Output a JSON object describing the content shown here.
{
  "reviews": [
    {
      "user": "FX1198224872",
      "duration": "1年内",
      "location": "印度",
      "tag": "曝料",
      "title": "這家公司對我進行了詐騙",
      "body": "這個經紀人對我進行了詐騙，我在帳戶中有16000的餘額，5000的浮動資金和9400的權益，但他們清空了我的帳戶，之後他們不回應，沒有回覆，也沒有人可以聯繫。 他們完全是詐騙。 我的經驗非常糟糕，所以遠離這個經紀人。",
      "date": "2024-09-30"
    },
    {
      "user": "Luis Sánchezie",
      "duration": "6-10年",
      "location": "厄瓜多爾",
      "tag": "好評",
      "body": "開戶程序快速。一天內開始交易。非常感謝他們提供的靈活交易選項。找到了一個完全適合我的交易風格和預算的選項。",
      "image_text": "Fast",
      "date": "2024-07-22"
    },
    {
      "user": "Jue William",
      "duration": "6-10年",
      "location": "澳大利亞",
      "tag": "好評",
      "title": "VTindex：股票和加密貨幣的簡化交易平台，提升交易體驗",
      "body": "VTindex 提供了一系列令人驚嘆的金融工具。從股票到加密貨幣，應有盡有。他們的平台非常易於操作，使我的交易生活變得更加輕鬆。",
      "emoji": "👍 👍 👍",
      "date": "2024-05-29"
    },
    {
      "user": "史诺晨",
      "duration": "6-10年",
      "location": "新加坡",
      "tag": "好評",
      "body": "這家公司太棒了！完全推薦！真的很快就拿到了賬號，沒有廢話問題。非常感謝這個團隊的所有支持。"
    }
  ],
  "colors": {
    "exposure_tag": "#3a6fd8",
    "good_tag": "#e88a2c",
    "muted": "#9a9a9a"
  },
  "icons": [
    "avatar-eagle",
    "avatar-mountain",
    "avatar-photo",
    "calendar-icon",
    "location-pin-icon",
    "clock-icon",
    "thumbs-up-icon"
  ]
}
+-------+
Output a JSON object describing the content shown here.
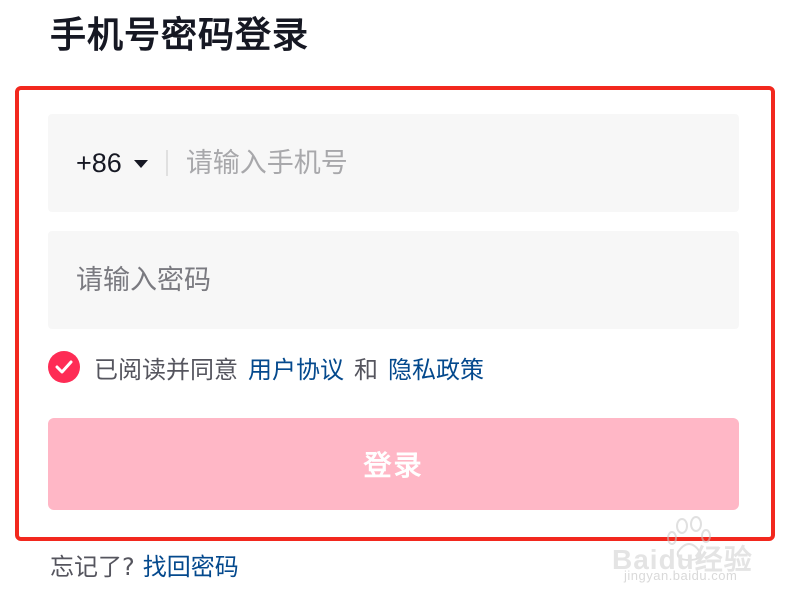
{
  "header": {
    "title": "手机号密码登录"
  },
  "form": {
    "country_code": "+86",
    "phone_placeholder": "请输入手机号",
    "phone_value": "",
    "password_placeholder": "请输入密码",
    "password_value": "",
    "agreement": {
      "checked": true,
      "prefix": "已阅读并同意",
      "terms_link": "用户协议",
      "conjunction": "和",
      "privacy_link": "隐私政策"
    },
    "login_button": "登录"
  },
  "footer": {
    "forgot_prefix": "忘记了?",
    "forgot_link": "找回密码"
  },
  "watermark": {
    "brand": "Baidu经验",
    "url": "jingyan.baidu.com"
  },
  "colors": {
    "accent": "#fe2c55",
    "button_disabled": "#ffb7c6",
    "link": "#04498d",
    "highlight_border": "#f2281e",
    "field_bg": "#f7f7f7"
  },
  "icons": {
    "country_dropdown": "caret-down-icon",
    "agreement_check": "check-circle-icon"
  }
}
+-------+
* [Short task]:
Of the lines above, copy each that contains "body".

* [Complete output]:
      "body": "這個經紀人對我進行了詐騙，我在帳戶中有16000的餘額，5000的浮動資金和9400的權益，但他們清空了我的帳戶，之後他們不回應，沒有回覆，也沒有人可以聯繫。 他們完全是詐騙。 我的經驗非常糟糕，所以遠離這個經紀人。",
      "body": "開戶程序快速。一天內開始交易。非常感謝他們提供的靈活交易選項。找到了一個完全適合我的交易風格和預算的選項。",
      "body": "VTindex 提供了一系列令人驚嘆的金融工具。從股票到加密貨幣，應有盡有。他們的平台非常易於操作，使我的交易生活變得更加輕鬆。",
      "body": "這家公司太棒了！完全推薦！真的很快就拿到了賬號，沒有廢話問題。非常感謝這個團隊的所有支持。"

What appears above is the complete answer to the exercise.